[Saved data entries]
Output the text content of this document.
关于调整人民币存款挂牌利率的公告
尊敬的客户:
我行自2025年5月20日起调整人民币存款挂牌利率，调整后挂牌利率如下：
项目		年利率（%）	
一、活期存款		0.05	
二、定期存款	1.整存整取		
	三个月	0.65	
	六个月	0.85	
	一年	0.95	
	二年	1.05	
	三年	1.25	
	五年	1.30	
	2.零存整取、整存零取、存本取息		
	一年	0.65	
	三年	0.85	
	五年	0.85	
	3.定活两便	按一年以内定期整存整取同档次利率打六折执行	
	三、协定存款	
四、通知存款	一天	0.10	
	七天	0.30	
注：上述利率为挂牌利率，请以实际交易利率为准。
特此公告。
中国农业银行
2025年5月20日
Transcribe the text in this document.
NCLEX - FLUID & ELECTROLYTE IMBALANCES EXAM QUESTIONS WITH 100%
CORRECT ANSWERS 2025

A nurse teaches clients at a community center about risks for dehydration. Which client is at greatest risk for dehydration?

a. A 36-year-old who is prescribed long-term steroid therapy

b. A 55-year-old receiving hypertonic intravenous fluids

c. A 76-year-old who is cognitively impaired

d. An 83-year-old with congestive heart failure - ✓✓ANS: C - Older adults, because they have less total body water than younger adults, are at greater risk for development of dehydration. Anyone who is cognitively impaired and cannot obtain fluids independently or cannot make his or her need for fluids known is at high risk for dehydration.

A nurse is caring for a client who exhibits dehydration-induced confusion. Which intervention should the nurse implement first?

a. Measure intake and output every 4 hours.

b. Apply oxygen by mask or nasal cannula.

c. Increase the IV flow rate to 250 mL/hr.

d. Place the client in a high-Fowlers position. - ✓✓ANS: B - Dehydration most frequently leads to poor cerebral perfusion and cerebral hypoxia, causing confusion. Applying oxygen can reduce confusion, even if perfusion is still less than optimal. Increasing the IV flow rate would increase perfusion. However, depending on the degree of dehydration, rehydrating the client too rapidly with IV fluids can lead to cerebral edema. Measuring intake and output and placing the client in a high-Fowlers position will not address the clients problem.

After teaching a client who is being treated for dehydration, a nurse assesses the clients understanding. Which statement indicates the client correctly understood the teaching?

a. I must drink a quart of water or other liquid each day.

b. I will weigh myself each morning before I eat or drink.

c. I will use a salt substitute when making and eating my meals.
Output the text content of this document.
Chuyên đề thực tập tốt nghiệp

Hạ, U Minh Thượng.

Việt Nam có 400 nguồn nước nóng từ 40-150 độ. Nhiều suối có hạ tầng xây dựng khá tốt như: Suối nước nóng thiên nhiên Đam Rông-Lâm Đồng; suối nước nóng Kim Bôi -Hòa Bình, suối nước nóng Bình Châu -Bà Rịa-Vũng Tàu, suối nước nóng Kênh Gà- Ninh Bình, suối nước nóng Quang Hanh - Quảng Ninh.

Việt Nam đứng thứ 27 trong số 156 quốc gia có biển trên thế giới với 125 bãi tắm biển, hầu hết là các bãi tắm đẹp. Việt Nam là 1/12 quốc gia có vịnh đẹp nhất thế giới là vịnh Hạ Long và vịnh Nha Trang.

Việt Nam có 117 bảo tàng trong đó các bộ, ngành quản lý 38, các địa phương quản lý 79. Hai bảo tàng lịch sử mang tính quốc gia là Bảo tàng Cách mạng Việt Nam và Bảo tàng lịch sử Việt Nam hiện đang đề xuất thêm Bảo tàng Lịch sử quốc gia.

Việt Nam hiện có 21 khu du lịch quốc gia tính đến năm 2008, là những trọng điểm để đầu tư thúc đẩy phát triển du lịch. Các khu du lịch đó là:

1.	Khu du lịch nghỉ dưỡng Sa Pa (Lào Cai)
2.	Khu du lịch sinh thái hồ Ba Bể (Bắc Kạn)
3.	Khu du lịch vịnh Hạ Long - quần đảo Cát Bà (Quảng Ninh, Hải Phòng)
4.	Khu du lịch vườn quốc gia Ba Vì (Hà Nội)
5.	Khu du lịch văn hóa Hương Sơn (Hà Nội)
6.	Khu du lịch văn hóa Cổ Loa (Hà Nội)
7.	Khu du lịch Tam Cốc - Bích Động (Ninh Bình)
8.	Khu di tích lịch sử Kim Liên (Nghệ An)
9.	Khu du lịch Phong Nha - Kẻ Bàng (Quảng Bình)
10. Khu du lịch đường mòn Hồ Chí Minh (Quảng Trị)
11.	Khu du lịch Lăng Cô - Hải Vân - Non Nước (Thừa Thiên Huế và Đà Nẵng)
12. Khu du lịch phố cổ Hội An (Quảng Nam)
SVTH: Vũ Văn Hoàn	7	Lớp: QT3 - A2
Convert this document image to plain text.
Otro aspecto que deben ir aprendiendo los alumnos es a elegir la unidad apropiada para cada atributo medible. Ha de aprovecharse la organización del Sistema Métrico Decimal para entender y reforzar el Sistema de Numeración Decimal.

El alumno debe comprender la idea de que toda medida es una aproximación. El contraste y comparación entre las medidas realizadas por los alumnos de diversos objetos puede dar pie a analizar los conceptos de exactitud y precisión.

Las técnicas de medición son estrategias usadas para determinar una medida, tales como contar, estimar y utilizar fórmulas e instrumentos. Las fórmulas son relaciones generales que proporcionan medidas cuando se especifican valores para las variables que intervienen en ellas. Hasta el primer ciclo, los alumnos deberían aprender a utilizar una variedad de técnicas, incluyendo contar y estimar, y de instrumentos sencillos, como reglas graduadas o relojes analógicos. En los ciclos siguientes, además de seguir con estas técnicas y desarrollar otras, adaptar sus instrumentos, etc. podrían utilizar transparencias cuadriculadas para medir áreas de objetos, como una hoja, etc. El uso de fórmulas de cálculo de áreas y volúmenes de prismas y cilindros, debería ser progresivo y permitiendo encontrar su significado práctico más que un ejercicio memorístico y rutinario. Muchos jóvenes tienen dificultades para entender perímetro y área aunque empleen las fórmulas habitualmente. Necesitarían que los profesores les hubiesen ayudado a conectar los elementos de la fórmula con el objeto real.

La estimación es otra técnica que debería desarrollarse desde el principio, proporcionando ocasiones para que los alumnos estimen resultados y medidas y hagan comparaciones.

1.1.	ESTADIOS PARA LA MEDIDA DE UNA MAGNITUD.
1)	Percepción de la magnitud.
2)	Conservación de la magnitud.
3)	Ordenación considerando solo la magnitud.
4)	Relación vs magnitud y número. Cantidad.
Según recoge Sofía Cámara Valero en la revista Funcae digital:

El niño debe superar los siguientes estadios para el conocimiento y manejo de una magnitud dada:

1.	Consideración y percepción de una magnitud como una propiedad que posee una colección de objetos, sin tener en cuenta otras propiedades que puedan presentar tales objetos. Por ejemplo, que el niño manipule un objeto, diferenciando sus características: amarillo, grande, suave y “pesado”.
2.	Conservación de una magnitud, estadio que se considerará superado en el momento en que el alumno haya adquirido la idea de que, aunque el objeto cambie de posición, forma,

### Aim
Go through the material line by line. Show each line that contains the string "drink".

### Output for this exercise
a. I must drink a quart of water or other liquid each day.
b. I will weigh myself each morning before I eat or drink.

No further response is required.